• _Problem details_
Leave out the pictures and copy every record exactly.

= = = =

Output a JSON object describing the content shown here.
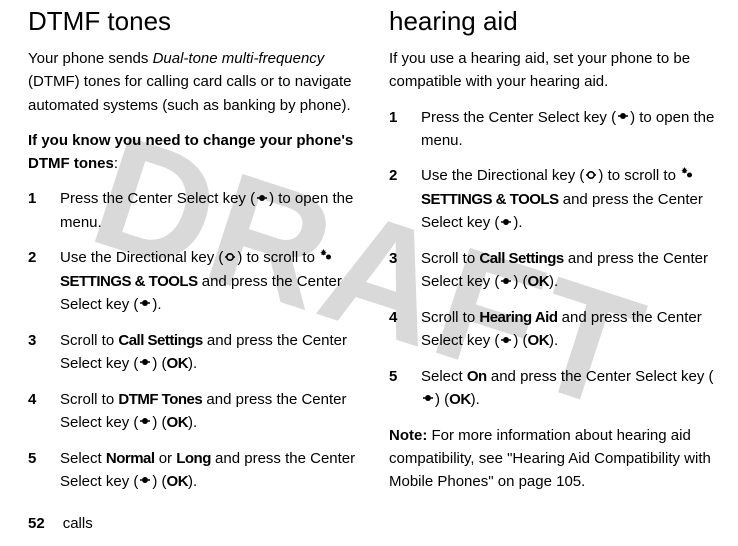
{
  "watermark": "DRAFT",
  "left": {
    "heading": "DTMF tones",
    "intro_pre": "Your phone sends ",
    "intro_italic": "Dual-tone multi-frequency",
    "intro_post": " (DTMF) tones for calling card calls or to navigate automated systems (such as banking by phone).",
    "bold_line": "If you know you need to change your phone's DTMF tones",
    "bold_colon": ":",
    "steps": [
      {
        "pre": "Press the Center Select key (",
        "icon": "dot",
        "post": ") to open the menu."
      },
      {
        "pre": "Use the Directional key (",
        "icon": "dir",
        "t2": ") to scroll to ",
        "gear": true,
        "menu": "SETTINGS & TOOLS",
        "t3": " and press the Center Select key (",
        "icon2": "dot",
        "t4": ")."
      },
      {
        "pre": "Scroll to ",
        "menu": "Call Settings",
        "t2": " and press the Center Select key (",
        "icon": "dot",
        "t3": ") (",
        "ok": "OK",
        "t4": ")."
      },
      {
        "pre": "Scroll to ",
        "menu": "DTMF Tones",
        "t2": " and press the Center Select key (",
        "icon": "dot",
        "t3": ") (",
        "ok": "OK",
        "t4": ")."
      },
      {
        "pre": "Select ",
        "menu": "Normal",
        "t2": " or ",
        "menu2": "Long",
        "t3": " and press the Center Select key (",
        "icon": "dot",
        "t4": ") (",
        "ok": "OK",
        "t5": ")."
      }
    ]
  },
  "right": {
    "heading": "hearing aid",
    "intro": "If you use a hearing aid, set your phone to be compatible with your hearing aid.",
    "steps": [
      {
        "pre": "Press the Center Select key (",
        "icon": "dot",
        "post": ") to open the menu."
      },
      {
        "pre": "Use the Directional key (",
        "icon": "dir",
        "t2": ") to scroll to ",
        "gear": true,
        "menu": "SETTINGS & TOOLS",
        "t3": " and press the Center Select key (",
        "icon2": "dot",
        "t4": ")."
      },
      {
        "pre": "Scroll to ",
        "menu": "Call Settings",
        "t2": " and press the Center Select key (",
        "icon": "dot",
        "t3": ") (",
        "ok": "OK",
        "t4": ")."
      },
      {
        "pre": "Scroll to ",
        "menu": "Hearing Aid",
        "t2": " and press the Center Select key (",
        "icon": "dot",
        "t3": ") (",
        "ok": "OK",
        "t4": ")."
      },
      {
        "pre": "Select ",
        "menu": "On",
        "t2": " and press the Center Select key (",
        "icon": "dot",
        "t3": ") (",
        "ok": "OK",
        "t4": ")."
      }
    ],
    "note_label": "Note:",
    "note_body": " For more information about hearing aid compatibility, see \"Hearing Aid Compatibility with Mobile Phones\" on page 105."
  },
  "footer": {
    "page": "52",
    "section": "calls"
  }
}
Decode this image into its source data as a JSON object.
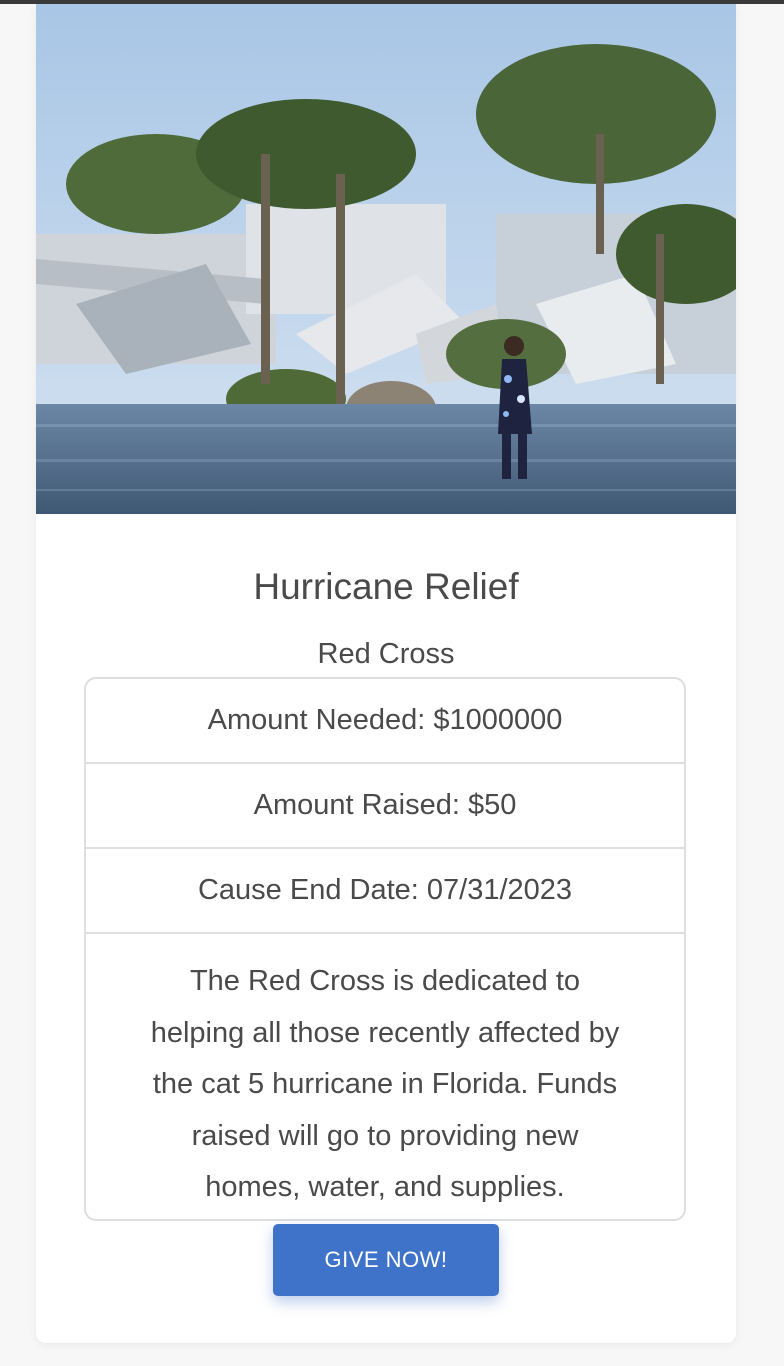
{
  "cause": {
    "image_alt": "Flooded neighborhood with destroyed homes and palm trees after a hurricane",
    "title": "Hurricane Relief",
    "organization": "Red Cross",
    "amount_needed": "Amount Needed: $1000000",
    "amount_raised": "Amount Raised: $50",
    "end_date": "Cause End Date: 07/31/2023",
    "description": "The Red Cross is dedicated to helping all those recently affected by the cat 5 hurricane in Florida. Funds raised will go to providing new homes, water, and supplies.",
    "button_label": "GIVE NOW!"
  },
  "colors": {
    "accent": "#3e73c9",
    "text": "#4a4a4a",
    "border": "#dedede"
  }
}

= = = =

• _Solution for this task_
Output a JSON object describing the content shown here.
{
  "watermark": "DRAFT",
  "left": {
    "heading": "DTMF tones",
    "intro_pre": "Your phone sends ",
    "intro_italic": "Dual-tone multi-frequency",
    "intro_post": " (DTMF) tones for calling card calls or to navigate automated systems (such as banking by phone).",
    "bold_line": "If you know you need to change your phone's DTMF tones",
    "bold_colon": ":",
    "steps": [
      {
        "pre": "Press the Center Select key (",
        "icon": "dot",
        "post": ") to open the menu."
      },
      {
        "pre": "Use the Directional key (",
        "icon": "dir",
        "t2": ") to scroll to ",
        "gear": true,
        "menu": "SETTINGS & TOOLS",
        "t3": " and press the Center Select key (",
        "icon2": "dot",
        "t4": ")."
      },
      {
        "pre": "Scroll to ",
        "menu": "Call Settings",
        "t2": " and press the Center Select key (",
        "icon": "dot",
        "t3": ") (",
        "ok": "OK",
        "t4": ")."
      },
      {
        "pre": "Scroll to ",
        "menu": "DTMF Tones",
        "t2": " and press the Center Select key (",
        "icon": "dot",
        "t3": ") (",
        "ok": "OK",
        "t4": ")."
      },
      {
        "pre": "Select ",
        "menu": "Normal",
        "t2": " or ",
        "menu2": "Long",
        "t3": " and press the Center Select key (",
        "icon": "dot",
        "t4": ") (",
        "ok": "OK",
        "t5": ")."
      }
    ]
  },
  "right": {
    "heading": "hearing aid",
    "intro": "If you use a hearing aid, set your phone to be compatible with your hearing aid.",
    "steps": [
      {
        "pre": "Press the Center Select key (",
        "icon": "dot",
        "post": ") to open the menu."
      },
      {
        "pre": "Use the Directional key (",
        "icon": "dir",
        "t2": ") to scroll to ",
        "gear": true,
        "menu": "SETTINGS & TOOLS",
        "t3": " and press the Center Select key (",
        "icon2": "dot",
        "t4": ")."
      },
      {
        "pre": "Scroll to ",
        "menu": "Call Settings",
        "t2": " and press the Center Select key (",
        "icon": "dot",
        "t3": ") (",
        "ok": "OK",
        "t4": ")."
      },
      {
        "pre": "Scroll to ",
        "menu": "Hearing Aid",
        "t2": " and press the Center Select key (",
        "icon": "dot",
        "t3": ") (",
        "ok": "OK",
        "t4": ")."
      },
      {
        "pre": "Select ",
        "menu": "On",
        "t2": " and press the Center Select key (",
        "icon": "dot",
        "t3": ") (",
        "ok": "OK",
        "t4": ")."
      }
    ],
    "note_label": "Note:",
    "note_body": " For more information about hearing aid compatibility, see \"Hearing Aid Compatibility with Mobile Phones\" on page 105."
  },
  "footer": {
    "page": "52",
    "section": "calls"
  }
}
Decode this image into its source data as a JSON object.
{
  "cause": {
    "image_alt": "Flooded neighborhood with destroyed homes and palm trees after a hurricane",
    "title": "Hurricane Relief",
    "organization": "Red Cross",
    "amount_needed": "Amount Needed: $1000000",
    "amount_raised": "Amount Raised: $50",
    "end_date": "Cause End Date: 07/31/2023",
    "description": "The Red Cross is dedicated to helping all those recently affected by the cat 5 hurricane in Florida. Funds raised will go to providing new homes, water, and supplies.",
    "button_label": "GIVE NOW!"
  },
  "colors": {
    "accent": "#3e73c9",
    "text": "#4a4a4a",
    "border": "#dedede"
  }
}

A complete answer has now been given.